━━ Matériel fourni ━━

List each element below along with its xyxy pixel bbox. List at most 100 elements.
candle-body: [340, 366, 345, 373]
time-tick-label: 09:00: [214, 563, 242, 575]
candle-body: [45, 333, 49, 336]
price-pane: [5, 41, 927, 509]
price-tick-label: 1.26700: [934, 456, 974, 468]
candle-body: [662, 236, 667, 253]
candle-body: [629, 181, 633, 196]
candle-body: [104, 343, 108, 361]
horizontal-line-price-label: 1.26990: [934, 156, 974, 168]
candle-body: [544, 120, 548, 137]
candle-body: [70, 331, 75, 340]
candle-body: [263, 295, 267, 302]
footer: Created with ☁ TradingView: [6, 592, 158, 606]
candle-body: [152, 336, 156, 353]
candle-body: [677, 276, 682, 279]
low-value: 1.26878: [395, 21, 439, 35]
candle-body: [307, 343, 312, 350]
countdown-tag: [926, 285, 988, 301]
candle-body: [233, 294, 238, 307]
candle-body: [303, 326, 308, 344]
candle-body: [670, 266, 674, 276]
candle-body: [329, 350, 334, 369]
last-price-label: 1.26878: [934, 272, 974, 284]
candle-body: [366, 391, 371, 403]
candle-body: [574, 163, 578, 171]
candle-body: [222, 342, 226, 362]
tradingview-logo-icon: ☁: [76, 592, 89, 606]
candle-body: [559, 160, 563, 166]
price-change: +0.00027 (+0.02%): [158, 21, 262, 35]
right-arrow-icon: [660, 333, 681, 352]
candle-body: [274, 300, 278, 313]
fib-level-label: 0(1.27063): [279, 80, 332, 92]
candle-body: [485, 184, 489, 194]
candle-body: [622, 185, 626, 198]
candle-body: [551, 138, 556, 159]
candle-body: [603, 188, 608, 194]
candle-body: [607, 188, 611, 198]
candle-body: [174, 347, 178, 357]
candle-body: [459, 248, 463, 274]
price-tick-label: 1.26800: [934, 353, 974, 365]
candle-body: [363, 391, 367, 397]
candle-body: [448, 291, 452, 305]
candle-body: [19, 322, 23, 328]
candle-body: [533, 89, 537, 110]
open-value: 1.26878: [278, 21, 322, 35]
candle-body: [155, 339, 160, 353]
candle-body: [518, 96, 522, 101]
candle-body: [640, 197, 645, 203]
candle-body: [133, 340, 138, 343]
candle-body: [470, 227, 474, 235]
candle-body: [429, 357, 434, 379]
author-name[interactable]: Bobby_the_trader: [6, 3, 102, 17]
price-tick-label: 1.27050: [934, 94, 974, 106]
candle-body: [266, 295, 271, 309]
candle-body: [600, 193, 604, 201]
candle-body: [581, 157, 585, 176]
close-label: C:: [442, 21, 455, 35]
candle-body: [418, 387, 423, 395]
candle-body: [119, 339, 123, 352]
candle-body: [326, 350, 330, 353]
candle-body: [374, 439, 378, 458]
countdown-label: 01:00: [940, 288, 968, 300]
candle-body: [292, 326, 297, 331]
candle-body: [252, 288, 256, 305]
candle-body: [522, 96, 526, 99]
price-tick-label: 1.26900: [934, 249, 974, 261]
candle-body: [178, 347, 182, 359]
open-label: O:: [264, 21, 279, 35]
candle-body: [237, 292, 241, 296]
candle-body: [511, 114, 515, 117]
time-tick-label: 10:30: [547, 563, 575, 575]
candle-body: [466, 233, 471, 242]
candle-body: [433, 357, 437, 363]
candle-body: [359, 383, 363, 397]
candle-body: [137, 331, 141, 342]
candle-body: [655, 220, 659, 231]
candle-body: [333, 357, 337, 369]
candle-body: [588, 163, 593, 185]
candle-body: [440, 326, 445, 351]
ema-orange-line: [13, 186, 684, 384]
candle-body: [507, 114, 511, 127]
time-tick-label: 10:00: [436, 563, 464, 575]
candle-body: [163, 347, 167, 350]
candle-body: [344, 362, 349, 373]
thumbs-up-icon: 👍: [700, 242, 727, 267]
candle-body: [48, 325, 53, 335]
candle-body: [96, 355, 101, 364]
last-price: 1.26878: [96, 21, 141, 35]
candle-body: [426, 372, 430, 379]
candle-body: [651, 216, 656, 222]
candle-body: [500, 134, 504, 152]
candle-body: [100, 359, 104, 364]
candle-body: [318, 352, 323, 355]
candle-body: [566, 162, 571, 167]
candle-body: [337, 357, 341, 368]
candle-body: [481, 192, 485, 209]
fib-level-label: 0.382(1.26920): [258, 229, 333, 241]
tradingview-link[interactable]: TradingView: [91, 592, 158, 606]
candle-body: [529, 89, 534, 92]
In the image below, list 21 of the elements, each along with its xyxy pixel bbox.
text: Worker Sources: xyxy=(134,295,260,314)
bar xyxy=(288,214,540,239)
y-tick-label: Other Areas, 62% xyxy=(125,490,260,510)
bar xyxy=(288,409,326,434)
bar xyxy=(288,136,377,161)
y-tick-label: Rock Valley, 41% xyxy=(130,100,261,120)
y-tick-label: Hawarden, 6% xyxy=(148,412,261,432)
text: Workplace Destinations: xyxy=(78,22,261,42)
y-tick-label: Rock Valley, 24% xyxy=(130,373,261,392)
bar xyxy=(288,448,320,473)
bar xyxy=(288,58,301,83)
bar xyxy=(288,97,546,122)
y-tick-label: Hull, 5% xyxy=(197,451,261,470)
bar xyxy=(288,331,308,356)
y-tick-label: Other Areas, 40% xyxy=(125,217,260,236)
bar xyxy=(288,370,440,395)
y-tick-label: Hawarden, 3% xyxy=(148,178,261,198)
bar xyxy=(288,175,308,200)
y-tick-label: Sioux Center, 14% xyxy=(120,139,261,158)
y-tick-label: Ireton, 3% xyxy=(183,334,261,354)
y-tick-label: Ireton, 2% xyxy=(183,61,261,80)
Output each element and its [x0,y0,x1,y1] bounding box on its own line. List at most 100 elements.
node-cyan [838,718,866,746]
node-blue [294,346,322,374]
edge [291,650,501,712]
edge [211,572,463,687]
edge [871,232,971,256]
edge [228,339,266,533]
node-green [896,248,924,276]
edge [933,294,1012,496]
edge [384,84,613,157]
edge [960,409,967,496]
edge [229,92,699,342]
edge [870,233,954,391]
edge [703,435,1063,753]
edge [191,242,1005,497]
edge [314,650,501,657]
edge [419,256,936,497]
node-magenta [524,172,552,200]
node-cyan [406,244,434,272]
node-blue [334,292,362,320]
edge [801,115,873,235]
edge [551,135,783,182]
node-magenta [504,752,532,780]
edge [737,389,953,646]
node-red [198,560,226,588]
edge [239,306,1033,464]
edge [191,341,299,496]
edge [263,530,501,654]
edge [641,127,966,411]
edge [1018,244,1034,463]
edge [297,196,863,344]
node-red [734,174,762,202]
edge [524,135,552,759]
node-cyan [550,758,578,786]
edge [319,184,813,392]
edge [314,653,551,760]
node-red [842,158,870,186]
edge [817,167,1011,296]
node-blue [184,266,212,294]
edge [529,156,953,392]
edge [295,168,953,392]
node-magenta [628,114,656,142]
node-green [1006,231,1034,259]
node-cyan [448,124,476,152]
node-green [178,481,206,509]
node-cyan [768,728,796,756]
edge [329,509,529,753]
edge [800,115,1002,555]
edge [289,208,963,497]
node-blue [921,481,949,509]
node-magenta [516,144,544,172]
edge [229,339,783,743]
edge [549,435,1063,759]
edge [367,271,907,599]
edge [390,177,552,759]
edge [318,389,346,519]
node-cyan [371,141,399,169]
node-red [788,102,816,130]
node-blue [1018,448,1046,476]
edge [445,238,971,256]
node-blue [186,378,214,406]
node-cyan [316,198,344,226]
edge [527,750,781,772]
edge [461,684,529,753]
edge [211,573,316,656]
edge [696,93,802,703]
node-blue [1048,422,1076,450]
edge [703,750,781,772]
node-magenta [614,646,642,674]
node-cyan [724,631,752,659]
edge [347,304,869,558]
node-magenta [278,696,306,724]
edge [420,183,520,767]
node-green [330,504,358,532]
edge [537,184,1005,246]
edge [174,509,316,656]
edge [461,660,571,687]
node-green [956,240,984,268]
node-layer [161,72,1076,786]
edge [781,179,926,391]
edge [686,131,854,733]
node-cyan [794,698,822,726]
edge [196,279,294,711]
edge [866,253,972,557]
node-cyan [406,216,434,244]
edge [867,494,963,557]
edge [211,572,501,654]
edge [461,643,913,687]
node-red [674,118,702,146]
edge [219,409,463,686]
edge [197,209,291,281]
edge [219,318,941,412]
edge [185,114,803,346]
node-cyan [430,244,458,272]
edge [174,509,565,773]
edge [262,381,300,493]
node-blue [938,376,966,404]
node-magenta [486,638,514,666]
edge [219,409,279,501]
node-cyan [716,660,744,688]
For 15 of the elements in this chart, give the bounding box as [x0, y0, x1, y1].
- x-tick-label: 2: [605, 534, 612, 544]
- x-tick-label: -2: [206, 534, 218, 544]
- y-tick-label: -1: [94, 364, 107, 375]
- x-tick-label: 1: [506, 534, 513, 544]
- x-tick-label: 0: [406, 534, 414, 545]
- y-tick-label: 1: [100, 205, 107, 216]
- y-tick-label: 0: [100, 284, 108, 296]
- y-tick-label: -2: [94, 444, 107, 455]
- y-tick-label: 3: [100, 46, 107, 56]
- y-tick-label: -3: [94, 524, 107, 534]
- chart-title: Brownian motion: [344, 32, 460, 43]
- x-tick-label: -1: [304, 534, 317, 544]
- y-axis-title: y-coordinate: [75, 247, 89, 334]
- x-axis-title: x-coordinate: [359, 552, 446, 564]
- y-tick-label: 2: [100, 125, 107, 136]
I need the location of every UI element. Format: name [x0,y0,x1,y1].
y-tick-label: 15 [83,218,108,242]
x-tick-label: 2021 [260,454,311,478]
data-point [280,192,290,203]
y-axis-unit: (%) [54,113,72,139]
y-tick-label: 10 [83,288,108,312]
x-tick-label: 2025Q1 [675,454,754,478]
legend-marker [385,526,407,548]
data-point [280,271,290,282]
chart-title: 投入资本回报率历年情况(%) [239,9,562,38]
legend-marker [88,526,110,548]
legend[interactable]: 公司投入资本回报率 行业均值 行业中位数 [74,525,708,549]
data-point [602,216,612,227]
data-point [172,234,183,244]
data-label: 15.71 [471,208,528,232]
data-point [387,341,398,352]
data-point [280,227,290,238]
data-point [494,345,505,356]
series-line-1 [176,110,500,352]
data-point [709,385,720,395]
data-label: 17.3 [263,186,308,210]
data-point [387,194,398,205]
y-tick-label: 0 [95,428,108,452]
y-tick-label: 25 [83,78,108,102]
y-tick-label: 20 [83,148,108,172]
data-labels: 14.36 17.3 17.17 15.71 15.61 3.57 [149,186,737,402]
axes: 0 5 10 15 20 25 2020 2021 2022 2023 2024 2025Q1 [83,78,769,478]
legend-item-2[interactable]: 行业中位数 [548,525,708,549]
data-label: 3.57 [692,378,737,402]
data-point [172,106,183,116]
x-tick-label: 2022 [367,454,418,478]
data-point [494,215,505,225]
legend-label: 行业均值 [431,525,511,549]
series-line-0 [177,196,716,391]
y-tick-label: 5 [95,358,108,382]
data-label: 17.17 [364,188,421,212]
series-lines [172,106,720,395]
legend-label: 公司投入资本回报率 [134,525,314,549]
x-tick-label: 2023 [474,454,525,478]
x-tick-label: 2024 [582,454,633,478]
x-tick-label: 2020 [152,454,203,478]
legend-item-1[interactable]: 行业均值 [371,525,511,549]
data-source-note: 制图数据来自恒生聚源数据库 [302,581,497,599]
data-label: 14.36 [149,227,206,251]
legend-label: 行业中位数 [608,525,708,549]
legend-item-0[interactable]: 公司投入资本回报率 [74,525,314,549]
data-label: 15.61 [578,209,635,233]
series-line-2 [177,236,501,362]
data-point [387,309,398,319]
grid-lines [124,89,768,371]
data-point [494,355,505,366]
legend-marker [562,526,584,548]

━━━

Extrayez les lignes du matériel sans rien y changer, de la toute première jusqu'à celle qui contient "candle-body: [104, 343, 108, 361]", cette dernière comprise.

List each element below along with its xyxy pixel bbox. List at most 100 elements.
candle-body: [340, 366, 345, 373]
time-tick-label: 09:00: [214, 563, 242, 575]
candle-body: [45, 333, 49, 336]
price-pane: [5, 41, 927, 509]
price-tick-label: 1.26700: [934, 456, 974, 468]
candle-body: [662, 236, 667, 253]
candle-body: [629, 181, 633, 196]
candle-body: [104, 343, 108, 361]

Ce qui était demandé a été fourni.